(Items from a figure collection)
■ ■ ■ ■ ■ ■ ■

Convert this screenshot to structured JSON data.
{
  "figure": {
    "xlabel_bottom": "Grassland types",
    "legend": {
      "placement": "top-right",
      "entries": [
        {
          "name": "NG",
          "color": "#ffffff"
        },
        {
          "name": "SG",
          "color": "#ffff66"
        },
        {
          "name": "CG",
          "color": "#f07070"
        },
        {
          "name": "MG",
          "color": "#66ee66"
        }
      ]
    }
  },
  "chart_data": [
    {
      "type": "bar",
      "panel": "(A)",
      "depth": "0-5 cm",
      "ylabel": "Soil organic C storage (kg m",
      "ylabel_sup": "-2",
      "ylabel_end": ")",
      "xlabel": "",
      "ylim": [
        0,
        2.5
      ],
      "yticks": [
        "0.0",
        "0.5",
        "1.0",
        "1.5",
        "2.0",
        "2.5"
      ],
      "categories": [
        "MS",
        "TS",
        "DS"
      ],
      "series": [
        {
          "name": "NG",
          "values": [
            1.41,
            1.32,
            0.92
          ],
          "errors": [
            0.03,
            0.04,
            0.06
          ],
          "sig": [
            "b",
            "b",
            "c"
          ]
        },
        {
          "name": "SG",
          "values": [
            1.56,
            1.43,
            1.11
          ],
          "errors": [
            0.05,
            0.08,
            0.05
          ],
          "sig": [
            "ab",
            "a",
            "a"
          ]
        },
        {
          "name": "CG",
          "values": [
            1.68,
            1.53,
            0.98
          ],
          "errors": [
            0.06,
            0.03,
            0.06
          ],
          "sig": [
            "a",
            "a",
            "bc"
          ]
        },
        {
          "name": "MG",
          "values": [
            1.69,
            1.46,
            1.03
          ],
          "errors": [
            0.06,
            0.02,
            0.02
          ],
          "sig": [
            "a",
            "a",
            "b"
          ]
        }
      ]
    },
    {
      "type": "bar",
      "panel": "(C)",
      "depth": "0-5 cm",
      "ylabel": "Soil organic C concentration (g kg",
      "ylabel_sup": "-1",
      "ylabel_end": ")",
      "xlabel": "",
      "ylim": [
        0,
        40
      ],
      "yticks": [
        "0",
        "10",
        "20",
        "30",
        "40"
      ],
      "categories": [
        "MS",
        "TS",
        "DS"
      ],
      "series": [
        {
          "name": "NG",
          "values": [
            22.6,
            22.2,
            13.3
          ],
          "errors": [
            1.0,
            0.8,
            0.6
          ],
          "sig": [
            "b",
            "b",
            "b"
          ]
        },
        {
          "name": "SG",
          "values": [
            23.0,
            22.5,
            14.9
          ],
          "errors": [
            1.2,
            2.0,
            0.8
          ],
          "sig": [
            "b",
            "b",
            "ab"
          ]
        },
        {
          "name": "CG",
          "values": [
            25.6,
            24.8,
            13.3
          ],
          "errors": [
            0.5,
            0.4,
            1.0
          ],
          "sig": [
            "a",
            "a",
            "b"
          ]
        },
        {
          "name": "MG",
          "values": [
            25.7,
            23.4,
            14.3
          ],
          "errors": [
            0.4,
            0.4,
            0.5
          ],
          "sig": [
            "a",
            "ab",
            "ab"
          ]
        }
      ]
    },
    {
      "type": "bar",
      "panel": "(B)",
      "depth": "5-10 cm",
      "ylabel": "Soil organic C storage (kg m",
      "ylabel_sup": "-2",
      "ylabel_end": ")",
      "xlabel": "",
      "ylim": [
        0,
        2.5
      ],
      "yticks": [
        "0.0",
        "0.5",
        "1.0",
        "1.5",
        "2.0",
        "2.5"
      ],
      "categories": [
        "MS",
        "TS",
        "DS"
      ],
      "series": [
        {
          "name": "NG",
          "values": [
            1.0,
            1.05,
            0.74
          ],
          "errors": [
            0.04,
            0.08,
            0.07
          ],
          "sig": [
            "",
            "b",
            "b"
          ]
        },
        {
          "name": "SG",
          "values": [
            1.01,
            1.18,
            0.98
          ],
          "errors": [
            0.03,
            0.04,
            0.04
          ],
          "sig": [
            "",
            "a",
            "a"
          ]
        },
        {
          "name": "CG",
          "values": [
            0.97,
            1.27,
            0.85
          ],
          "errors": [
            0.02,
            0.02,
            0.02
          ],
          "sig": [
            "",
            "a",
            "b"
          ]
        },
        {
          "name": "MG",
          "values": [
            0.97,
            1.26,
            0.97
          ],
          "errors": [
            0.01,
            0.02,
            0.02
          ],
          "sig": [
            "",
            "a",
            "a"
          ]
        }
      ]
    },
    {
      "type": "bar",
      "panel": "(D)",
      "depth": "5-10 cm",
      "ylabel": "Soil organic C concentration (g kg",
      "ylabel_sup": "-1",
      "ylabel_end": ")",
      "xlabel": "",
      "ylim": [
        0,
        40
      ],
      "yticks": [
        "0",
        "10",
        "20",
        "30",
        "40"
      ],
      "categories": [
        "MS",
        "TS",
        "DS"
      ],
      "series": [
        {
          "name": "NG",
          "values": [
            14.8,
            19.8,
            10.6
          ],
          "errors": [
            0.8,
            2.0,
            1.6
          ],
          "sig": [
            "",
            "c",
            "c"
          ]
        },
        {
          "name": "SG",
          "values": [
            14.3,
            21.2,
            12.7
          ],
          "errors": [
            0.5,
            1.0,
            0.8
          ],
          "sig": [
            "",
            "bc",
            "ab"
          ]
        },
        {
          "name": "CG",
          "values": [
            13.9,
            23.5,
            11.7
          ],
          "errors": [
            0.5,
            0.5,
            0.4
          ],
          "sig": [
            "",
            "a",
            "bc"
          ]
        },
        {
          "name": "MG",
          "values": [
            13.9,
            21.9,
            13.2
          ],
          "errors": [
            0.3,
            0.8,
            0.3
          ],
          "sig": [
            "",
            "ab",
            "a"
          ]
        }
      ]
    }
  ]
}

■ ■ ■ ■ ■ ■ ■

Description of the task: Word for word, write out the data.

Solution for this problem:
Convert this screenshot to structured JSON data.
{
  "figure": {
    "xlabel_bottom": "Grassland types",
    "legend": {
      "placement": "top-right",
      "entries": [
        {
          "name": "NG",
          "color": "#ffffff"
        },
        {
          "name": "SG",
          "color": "#ffff66"
        },
        {
          "name": "CG",
          "color": "#f07070"
        },
        {
          "name": "MG",
          "color": "#66ee66"
        }
      ]
    }
  },
  "chart_data": [
    {
      "type": "bar",
      "panel": "(A)",
      "depth": "0-5 cm",
      "ylabel": "Soil organic C storage (kg m",
      "ylabel_sup": "-2",
      "ylabel_end": ")",
      "xlabel": "",
      "ylim": [
        0,
        2.5
      ],
      "yticks": [
        "0.0",
        "0.5",
        "1.0",
        "1.5",
        "2.0",
        "2.5"
      ],
      "categories": [
        "MS",
        "TS",
        "DS"
      ],
      "series": [
        {
          "name": "NG",
          "values": [
            1.41,
            1.32,
            0.92
          ],
          "errors": [
            0.03,
            0.04,
            0.06
          ],
          "sig": [
            "b",
            "b",
            "c"
          ]
        },
        {
          "name": "SG",
          "values": [
            1.56,
            1.43,
            1.11
          ],
          "errors": [
            0.05,
            0.08,
            0.05
          ],
          "sig": [
            "ab",
            "a",
            "a"
          ]
        },
        {
          "name": "CG",
          "values": [
            1.68,
            1.53,
            0.98
          ],
          "errors": [
            0.06,
            0.03,
            0.06
          ],
          "sig": [
            "a",
            "a",
            "bc"
          ]
        },
        {
          "name": "MG",
          "values": [
            1.69,
            1.46,
            1.03
          ],
          "errors": [
            0.06,
            0.02,
            0.02
          ],
          "sig": [
            "a",
            "a",
            "b"
          ]
        }
      ]
    },
    {
      "type": "bar",
      "panel": "(C)",
      "depth": "0-5 cm",
      "ylabel": "Soil organic C concentration (g kg",
      "ylabel_sup": "-1",
      "ylabel_end": ")",
      "xlabel": "",
      "ylim": [
        0,
        40
      ],
      "yticks": [
        "0",
        "10",
        "20",
        "30",
        "40"
      ],
      "categories": [
        "MS",
        "TS",
        "DS"
      ],
      "series": [
        {
          "name": "NG",
          "values": [
            22.6,
            22.2,
            13.3
          ],
          "errors": [
            1.0,
            0.8,
            0.6
          ],
          "sig": [
            "b",
            "b",
            "b"
          ]
        },
        {
          "name": "SG",
          "values": [
            23.0,
            22.5,
            14.9
          ],
          "errors": [
            1.2,
            2.0,
            0.8
          ],
          "sig": [
            "b",
            "b",
            "ab"
          ]
        },
        {
          "name": "CG",
          "values": [
            25.6,
            24.8,
            13.3
          ],
          "errors": [
            0.5,
            0.4,
            1.0
          ],
          "sig": [
            "a",
            "a",
            "b"
          ]
        },
        {
          "name": "MG",
          "values": [
            25.7,
            23.4,
            14.3
          ],
          "errors": [
            0.4,
            0.4,
            0.5
          ],
          "sig": [
            "a",
            "ab",
            "ab"
          ]
        }
      ]
    },
    {
      "type": "bar",
      "panel": "(B)",
      "depth": "5-10 cm",
      "ylabel": "Soil organic C storage (kg m",
      "ylabel_sup": "-2",
      "ylabel_end": ")",
      "xlabel": "",
      "ylim": [
        0,
        2.5
      ],
      "yticks": [
        "0.0",
        "0.5",
        "1.0",
        "1.5",
        "2.0",
        "2.5"
      ],
      "categories": [
        "MS",
        "TS",
        "DS"
      ],
      "series": [
        {
          "name": "NG",
          "values": [
            1.0,
            1.05,
            0.74
          ],
          "errors": [
            0.04,
            0.08,
            0.07
          ],
          "sig": [
            "",
            "b",
            "b"
          ]
        },
        {
          "name": "SG",
          "values": [
            1.01,
            1.18,
            0.98
          ],
          "errors": [
            0.03,
            0.04,
            0.04
          ],
          "sig": [
            "",
            "a",
            "a"
          ]
        },
        {
          "name": "CG",
          "values": [
            0.97,
            1.27,
            0.85
          ],
          "errors": [
            0.02,
            0.02,
            0.02
          ],
          "sig": [
            "",
            "a",
            "b"
          ]
        },
        {
          "name": "MG",
          "values": [
            0.97,
            1.26,
            0.97
          ],
          "errors": [
            0.01,
            0.02,
            0.02
          ],
          "sig": [
            "",
            "a",
            "a"
          ]
        }
      ]
    },
    {
      "type": "bar",
      "panel": "(D)",
      "depth": "5-10 cm",
      "ylabel": "Soil organic C concentration (g kg",
      "ylabel_sup": "-1",
      "ylabel_end": ")",
      "xlabel": "",
      "ylim": [
        0,
        40
      ],
      "yticks": [
        "0",
        "10",
        "20",
        "30",
        "40"
      ],
      "categories": [
        "MS",
        "TS",
        "DS"
      ],
      "series": [
        {
          "name": "NG",
          "values": [
            14.8,
            19.8,
            10.6
          ],
          "errors": [
            0.8,
            2.0,
            1.6
          ],
          "sig": [
            "",
            "c",
            "c"
          ]
        },
        {
          "name": "SG",
          "values": [
            14.3,
            21.2,
            12.7
          ],
          "errors": [
            0.5,
            1.0,
            0.8
          ],
          "sig": [
            "",
            "bc",
            "ab"
          ]
        },
        {
          "name": "CG",
          "values": [
            13.9,
            23.5,
            11.7
          ],
          "errors": [
            0.5,
            0.5,
            0.4
          ],
          "sig": [
            "",
            "a",
            "bc"
          ]
        },
        {
          "name": "MG",
          "values": [
            13.9,
            21.9,
            13.2
          ],
          "errors": [
            0.3,
            0.8,
            0.3
          ],
          "sig": [
            "",
            "ab",
            "a"
          ]
        }
      ]
    }
  ]
}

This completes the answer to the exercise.